> [DOCUMENT EXCERPT]
Among the serious contaminants in the sea documented by the U.S. Department of the Interior and the Bureau of Reclamation (USBR) are boron and organochloride pesticide residues. Selenium is an essential element, but is known to negatively affect wildlife when it bioaccumulates in animals higher up in a food chain or web. As seen in other irrigated parts of the West, it can be fatal or cause defective development in wildlife. In the Salton Sea it is present in the irrigation water at a low level—1 part per billion (ppb)—but it is much higher in some animals and sediment. Like the high salinity, it may be contributing to physiological stress, weakening animals’ immune systems.
Another concern is the ever-increasing demand for water from the cities that draw from the Colorado River. California has long used more than its share, but that will change as other water districts and states upriver withdraw more water. A year of negotiations among California’s three largest water agencies drawing from the Colorado produced an agreement just before the deadline in August, 1999 to reduce the amount of water the state takes from the river. On the first day of 2003, however, three of the eight pumps that diverted Colorado River water to southern California were turned off by order of the U.S. Department of the Interior. A federal deadline set two years earlier for an agreement about reducing the amount of water taken and transferring some water from farms to cities had not been met (The New York Times, 5 January 2003). According to Antonio Rossmann, who teaches land use and water law at the University of California at Berkeley, “officials at Imperial [Irrigation District] could not agree to the transfer because it would have meant choosing one of two equally unacceptable alternatives: letting productive farmland lie fallow to sustain the sea or destroying one of the nation’s largest avian habitats and creating a regional air-quality hazard from the particles that would be emitted if the shoreline of the Salton Sea receded” (The New York Times, 17 January 2003).
The Interior Department had also failed, however, by neither producing a good restoration plan for the Salton Sea nor protecting the endangered species that live there, which had been mandated by Congress (The New York Times, 5 January 2003). In fact, more draw-down is under consideration. In October 1999, the United States and Mexico agreed to study building a joint aqueduct that would bring more Colorado River water to the area because both Tijuana and San Diego will need more water within the next 5 to 10 years (San Diego Union Tribune, 15 October 1999).
Additionally, the quality of the Colorado River water itself is now poor. According to a report by the World Commission on Water for the 21st Century released in November 1999, the river is badly polluted by agriculture and there is so little left by the end of its run that the area has become salty marshes (Bowling Green Sentinel Tribune, 30 November 1999).

> [MATERIAL PROVIDED]
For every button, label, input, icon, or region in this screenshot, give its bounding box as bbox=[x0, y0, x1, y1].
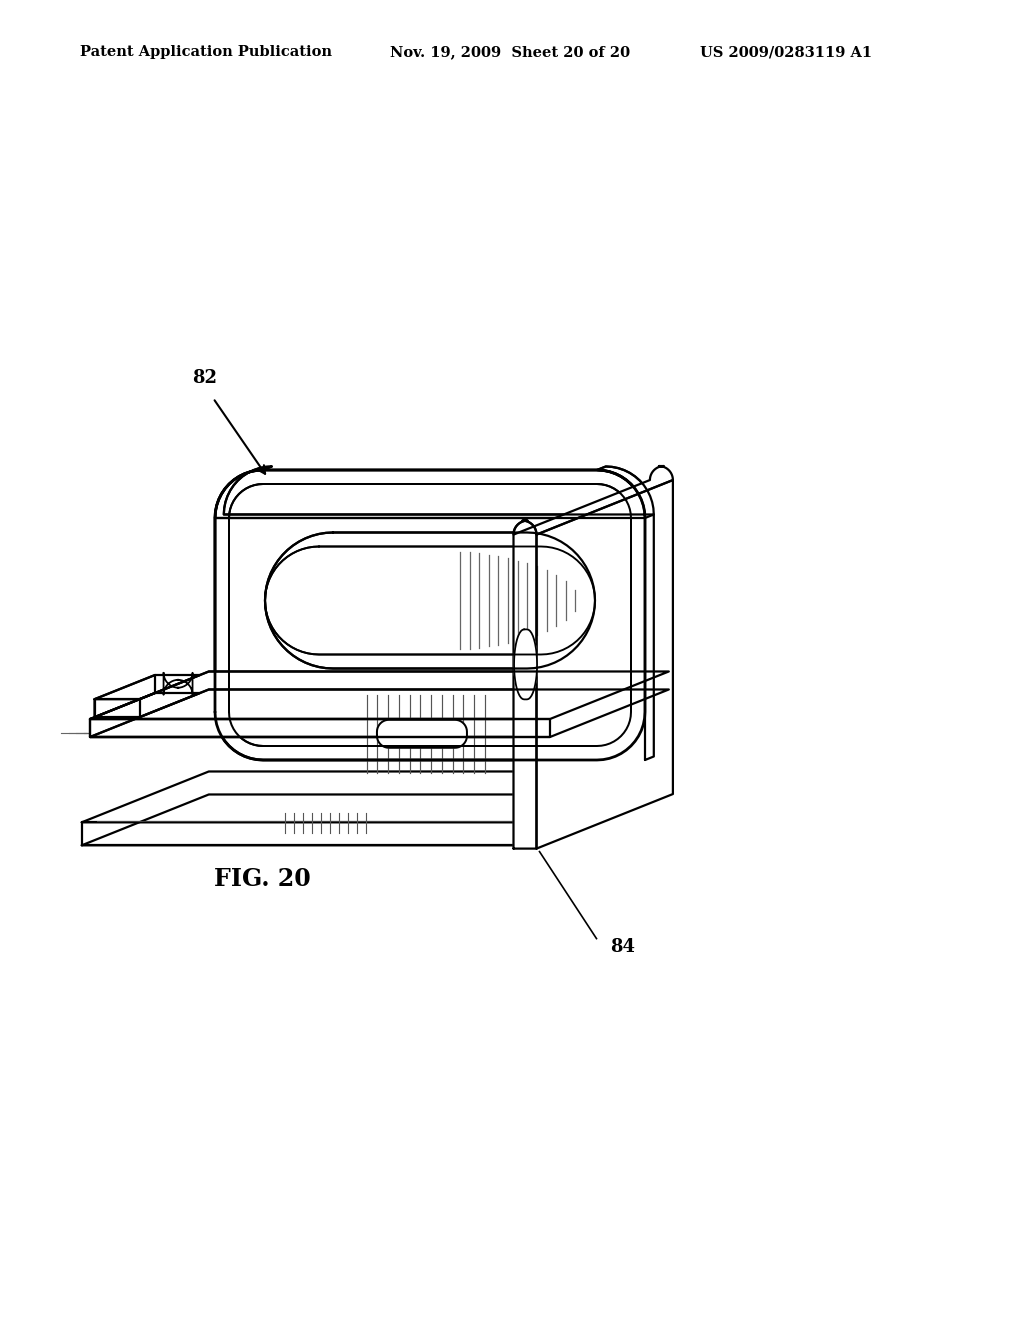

> [EXERCISE INSTRUCTIONS] Name every newspaper that the Salton Sea text cites as a source.

> [TASK ANSWER] The New York Times, San Diego Union Tribune, Bowling Green Sentinel Tribune